• [WHAT THE EXERCISE ASKS] Produce a verbatim copy of the entries listed below.

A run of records
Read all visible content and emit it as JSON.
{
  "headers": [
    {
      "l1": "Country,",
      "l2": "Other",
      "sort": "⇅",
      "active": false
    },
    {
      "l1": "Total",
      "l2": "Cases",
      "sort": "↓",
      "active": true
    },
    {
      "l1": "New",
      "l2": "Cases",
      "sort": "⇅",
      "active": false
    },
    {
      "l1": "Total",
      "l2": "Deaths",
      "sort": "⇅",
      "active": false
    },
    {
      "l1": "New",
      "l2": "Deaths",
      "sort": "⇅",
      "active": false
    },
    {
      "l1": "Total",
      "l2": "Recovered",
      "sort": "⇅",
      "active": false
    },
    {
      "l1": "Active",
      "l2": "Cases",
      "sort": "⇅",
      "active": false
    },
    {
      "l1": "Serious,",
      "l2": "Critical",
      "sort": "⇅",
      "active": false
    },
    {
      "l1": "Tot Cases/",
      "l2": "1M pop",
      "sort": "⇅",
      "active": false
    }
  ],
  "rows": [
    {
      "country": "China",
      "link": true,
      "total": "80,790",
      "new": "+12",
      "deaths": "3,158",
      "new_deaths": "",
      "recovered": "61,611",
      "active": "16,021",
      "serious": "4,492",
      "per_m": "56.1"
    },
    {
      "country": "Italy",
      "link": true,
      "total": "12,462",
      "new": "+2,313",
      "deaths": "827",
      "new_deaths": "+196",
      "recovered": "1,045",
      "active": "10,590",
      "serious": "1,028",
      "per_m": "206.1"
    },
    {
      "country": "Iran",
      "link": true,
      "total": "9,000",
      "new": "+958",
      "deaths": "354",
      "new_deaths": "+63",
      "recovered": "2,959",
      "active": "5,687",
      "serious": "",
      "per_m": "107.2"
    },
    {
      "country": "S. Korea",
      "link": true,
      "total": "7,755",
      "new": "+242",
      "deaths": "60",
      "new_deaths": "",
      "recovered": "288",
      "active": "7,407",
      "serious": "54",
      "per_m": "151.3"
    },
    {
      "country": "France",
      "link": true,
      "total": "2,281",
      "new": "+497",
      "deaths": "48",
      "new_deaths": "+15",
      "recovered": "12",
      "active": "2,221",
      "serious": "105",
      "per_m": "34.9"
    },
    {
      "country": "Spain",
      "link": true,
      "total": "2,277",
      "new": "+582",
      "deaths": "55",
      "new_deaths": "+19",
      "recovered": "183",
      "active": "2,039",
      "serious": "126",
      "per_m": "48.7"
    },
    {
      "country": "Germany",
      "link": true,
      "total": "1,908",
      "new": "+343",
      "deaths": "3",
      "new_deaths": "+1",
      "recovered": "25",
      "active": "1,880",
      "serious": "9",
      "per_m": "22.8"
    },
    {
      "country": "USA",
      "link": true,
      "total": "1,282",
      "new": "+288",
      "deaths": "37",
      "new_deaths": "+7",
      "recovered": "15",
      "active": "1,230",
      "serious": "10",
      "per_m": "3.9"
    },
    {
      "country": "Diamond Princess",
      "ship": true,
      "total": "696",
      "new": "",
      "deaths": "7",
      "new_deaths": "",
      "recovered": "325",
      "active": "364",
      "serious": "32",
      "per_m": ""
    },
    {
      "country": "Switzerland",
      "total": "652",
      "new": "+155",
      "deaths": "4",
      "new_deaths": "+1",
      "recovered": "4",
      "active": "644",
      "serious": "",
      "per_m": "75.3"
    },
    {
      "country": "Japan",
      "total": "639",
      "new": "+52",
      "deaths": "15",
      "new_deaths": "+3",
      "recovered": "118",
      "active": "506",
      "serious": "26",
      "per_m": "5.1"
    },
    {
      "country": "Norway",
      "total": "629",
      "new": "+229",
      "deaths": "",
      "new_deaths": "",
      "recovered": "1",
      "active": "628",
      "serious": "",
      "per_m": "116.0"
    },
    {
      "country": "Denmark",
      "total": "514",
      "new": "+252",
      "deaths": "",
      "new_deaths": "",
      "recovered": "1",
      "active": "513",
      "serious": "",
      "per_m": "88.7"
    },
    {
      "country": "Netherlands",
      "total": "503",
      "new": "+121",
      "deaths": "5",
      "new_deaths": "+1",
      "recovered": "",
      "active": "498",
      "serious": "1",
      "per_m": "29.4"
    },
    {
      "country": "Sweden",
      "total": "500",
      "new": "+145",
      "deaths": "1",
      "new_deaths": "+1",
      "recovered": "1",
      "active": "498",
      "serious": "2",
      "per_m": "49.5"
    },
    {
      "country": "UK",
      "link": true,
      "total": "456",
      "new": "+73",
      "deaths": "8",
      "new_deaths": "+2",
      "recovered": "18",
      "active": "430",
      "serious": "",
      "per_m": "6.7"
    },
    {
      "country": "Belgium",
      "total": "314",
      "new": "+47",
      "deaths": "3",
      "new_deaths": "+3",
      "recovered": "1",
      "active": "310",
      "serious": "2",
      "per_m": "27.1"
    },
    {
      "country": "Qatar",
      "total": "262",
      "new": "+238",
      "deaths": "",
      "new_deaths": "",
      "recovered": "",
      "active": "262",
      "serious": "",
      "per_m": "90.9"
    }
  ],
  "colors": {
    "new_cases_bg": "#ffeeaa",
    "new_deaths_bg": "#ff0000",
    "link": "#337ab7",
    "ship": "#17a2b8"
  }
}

• [WORKED SOLUTION]
Read all visible content and emit it as JSON.
{
  "headers": [
    {
      "l1": "Country,",
      "l2": "Other",
      "sort": "⇅",
      "active": false
    },
    {
      "l1": "Total",
      "l2": "Cases",
      "sort": "↓",
      "active": true
    },
    {
      "l1": "New",
      "l2": "Cases",
      "sort": "⇅",
      "active": false
    },
    {
      "l1": "Total",
      "l2": "Deaths",
      "sort": "⇅",
      "active": false
    },
    {
      "l1": "New",
      "l2": "Deaths",
      "sort": "⇅",
      "active": false
    },
    {
      "l1": "Total",
      "l2": "Recovered",
      "sort": "⇅",
      "active": false
    },
    {
      "l1": "Active",
      "l2": "Cases",
      "sort": "⇅",
      "active": false
    },
    {
      "l1": "Serious,",
      "l2": "Critical",
      "sort": "⇅",
      "active": false
    },
    {
      "l1": "Tot Cases/",
      "l2": "1M pop",
      "sort": "⇅",
      "active": false
    }
  ],
  "rows": [
    {
      "country": "China",
      "link": true,
      "total": "80,790",
      "new": "+12",
      "deaths": "3,158",
      "new_deaths": "",
      "recovered": "61,611",
      "active": "16,021",
      "serious": "4,492",
      "per_m": "56.1"
    },
    {
      "country": "Italy",
      "link": true,
      "total": "12,462",
      "new": "+2,313",
      "deaths": "827",
      "new_deaths": "+196",
      "recovered": "1,045",
      "active": "10,590",
      "serious": "1,028",
      "per_m": "206.1"
    },
    {
      "country": "Iran",
      "link": true,
      "total": "9,000",
      "new": "+958",
      "deaths": "354",
      "new_deaths": "+63",
      "recovered": "2,959",
      "active": "5,687",
      "serious": "",
      "per_m": "107.2"
    },
    {
      "country": "S. Korea",
      "link": true,
      "total": "7,755",
      "new": "+242",
      "deaths": "60",
      "new_deaths": "",
      "recovered": "288",
      "active": "7,407",
      "serious": "54",
      "per_m": "151.3"
    },
    {
      "country": "France",
      "link": true,
      "total": "2,281",
      "new": "+497",
      "deaths": "48",
      "new_deaths": "+15",
      "recovered": "12",
      "active": "2,221",
      "serious": "105",
      "per_m": "34.9"
    },
    {
      "country": "Spain",
      "link": true,
      "total": "2,277",
      "new": "+582",
      "deaths": "55",
      "new_deaths": "+19",
      "recovered": "183",
      "active": "2,039",
      "serious": "126",
      "per_m": "48.7"
    },
    {
      "country": "Germany",
      "link": true,
      "total": "1,908",
      "new": "+343",
      "deaths": "3",
      "new_deaths": "+1",
      "recovered": "25",
      "active": "1,880",
      "serious": "9",
      "per_m": "22.8"
    },
    {
      "country": "USA",
      "link": true,
      "total": "1,282",
      "new": "+288",
      "deaths": "37",
      "new_deaths": "+7",
      "recovered": "15",
      "active": "1,230",
      "serious": "10",
      "per_m": "3.9"
    },
    {
      "country": "Diamond Princess",
      "ship": true,
      "total": "696",
      "new": "",
      "deaths": "7",
      "new_deaths": "",
      "recovered": "325",
      "active": "364",
      "serious": "32",
      "per_m": ""
    },
    {
      "country": "Switzerland",
      "total": "652",
      "new": "+155",
      "deaths": "4",
      "new_deaths": "+1",
      "recovered": "4",
      "active": "644",
      "serious": "",
      "per_m": "75.3"
    },
    {
      "country": "Japan",
      "total": "639",
      "new": "+52",
      "deaths": "15",
      "new_deaths": "+3",
      "recovered": "118",
      "active": "506",
      "serious": "26",
      "per_m": "5.1"
    },
    {
      "country": "Norway",
      "total": "629",
      "new": "+229",
      "deaths": "",
      "new_deaths": "",
      "recovered": "1",
      "active": "628",
      "serious": "",
      "per_m": "116.0"
    },
    {
      "country": "Denmark",
      "total": "514",
      "new": "+252",
      "deaths": "",
      "new_deaths": "",
      "recovered": "1",
      "active": "513",
      "serious": "",
      "per_m": "88.7"
    },
    {
      "country": "Netherlands",
      "total": "503",
      "new": "+121",
      "deaths": "5",
      "new_deaths": "+1",
      "recovered": "",
      "active": "498",
      "serious": "1",
      "per_m": "29.4"
    },
    {
      "country": "Sweden",
      "total": "500",
      "new": "+145",
      "deaths": "1",
      "new_deaths": "+1",
      "recovered": "1",
      "active": "498",
      "serious": "2",
      "per_m": "49.5"
    },
    {
      "country": "UK",
      "link": true,
      "total": "456",
      "new": "+73",
      "deaths": "8",
      "new_deaths": "+2",
      "recovered": "18",
      "active": "430",
      "serious": "",
      "per_m": "6.7"
    },
    {
      "country": "Belgium",
      "total": "314",
      "new": "+47",
      "deaths": "3",
      "new_deaths": "+3",
      "recovered": "1",
      "active": "310",
      "serious": "2",
      "per_m": "27.1"
    },
    {
      "country": "Qatar",
      "total": "262",
      "new": "+238",
      "deaths": "",
      "new_deaths": "",
      "recovered": "",
      "active": "262",
      "serious": "",
      "per_m": "90.9"
    }
  ],
  "colors": {
    "new_cases_bg": "#ffeeaa",
    "new_deaths_bg": "#ff0000",
    "link": "#337ab7",
    "ship": "#17a2b8"
  }
}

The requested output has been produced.